• _YOUR INSTRUCTIONS_
Report all lines from the entries below in which "image" appears.

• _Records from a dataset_

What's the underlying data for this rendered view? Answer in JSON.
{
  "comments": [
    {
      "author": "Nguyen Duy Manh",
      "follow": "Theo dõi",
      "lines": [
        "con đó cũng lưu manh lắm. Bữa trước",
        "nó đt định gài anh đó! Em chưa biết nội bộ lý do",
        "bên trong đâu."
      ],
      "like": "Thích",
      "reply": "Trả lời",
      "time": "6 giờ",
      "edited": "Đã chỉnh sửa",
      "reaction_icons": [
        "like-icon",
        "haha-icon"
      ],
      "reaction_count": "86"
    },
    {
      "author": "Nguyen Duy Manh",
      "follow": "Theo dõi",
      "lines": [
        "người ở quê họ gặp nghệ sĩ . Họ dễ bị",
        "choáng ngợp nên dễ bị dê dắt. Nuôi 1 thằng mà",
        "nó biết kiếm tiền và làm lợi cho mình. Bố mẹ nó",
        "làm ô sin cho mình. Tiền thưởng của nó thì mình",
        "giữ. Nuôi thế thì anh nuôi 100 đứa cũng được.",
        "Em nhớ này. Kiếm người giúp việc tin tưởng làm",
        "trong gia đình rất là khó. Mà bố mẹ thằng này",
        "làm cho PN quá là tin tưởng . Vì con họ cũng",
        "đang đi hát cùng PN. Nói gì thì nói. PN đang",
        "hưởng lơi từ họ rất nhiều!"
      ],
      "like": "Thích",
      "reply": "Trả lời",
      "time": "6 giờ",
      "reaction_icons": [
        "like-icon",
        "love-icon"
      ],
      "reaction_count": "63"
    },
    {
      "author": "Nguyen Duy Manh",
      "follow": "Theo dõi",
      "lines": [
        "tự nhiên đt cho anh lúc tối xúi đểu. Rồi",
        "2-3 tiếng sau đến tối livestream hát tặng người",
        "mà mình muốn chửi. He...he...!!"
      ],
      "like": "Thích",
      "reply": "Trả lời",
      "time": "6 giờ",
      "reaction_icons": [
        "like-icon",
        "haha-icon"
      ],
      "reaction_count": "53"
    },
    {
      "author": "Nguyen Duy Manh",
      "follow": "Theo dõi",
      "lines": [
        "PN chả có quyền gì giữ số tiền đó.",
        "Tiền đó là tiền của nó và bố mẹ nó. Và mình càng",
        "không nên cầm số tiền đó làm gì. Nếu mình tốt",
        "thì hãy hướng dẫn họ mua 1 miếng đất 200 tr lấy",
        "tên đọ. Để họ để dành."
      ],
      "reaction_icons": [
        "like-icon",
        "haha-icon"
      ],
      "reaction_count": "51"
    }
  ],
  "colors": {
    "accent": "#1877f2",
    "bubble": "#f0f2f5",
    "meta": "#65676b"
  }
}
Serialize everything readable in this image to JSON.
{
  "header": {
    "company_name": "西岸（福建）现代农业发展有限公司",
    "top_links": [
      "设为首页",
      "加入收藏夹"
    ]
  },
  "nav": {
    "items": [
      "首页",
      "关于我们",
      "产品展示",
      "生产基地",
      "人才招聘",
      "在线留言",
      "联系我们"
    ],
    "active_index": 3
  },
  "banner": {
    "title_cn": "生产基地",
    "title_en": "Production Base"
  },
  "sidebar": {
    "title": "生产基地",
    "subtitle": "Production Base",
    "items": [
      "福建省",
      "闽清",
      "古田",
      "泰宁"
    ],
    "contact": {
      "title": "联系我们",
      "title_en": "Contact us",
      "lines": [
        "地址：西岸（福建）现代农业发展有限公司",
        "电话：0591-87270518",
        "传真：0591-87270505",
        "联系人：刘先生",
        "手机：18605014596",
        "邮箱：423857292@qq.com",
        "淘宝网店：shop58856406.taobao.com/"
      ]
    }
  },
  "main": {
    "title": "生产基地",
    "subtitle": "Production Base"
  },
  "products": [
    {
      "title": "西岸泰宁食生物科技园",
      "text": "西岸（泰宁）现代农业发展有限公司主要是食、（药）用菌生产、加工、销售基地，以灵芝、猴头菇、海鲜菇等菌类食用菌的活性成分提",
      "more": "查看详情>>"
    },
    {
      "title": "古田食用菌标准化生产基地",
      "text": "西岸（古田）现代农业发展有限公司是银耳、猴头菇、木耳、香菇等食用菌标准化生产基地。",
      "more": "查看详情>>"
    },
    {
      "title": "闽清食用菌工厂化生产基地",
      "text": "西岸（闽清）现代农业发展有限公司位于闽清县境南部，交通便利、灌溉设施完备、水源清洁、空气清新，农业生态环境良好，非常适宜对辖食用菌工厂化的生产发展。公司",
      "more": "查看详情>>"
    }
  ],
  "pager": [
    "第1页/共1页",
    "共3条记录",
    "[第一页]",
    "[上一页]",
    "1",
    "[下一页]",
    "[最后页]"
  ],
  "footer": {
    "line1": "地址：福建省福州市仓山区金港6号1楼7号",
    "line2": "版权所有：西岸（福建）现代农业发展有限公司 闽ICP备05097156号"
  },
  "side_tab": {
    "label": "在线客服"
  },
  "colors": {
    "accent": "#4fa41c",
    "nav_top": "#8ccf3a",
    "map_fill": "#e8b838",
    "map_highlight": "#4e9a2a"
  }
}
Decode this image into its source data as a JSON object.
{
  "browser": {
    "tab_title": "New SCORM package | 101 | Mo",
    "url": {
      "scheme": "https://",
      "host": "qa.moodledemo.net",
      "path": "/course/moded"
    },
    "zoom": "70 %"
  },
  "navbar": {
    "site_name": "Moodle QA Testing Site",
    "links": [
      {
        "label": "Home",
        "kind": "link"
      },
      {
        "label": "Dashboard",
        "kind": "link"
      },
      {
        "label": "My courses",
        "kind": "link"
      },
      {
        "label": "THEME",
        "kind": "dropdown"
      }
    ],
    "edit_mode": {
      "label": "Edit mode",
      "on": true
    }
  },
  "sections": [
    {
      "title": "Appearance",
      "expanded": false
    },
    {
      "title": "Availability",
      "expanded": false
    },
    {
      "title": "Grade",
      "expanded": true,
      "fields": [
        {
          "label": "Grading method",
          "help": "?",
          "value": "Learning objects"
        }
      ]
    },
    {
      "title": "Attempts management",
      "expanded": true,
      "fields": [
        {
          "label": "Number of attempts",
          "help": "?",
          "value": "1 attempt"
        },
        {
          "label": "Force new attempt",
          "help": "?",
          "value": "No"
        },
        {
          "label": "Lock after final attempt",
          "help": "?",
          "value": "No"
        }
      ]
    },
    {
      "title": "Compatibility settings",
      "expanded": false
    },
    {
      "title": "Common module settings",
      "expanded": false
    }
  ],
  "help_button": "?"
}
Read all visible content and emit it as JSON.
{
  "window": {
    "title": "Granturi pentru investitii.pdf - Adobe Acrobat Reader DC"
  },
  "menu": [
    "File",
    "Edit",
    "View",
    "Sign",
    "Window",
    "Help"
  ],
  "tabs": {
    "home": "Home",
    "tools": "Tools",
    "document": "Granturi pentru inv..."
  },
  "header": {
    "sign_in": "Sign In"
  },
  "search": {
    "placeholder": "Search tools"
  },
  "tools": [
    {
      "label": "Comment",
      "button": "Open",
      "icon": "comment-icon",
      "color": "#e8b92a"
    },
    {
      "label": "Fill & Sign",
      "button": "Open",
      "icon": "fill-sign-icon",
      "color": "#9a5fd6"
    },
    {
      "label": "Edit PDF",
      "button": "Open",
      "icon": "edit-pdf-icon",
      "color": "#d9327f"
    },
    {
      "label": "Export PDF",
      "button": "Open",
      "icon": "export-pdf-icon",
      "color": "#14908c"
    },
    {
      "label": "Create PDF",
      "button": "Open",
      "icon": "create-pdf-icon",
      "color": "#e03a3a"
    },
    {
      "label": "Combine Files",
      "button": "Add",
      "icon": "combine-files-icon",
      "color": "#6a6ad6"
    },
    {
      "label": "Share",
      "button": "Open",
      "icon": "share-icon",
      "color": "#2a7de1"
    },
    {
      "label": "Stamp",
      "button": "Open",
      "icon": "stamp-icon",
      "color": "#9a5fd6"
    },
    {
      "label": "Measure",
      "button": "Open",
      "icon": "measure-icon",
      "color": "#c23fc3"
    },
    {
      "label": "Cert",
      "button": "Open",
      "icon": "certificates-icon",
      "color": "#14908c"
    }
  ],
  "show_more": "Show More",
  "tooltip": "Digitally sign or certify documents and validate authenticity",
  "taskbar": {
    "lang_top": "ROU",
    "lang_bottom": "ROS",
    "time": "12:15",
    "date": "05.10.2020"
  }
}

• _EXERCISE OUTPUT_
Serialize everything readable in this image to JSON.
Decode this image into its source data as a JSON object.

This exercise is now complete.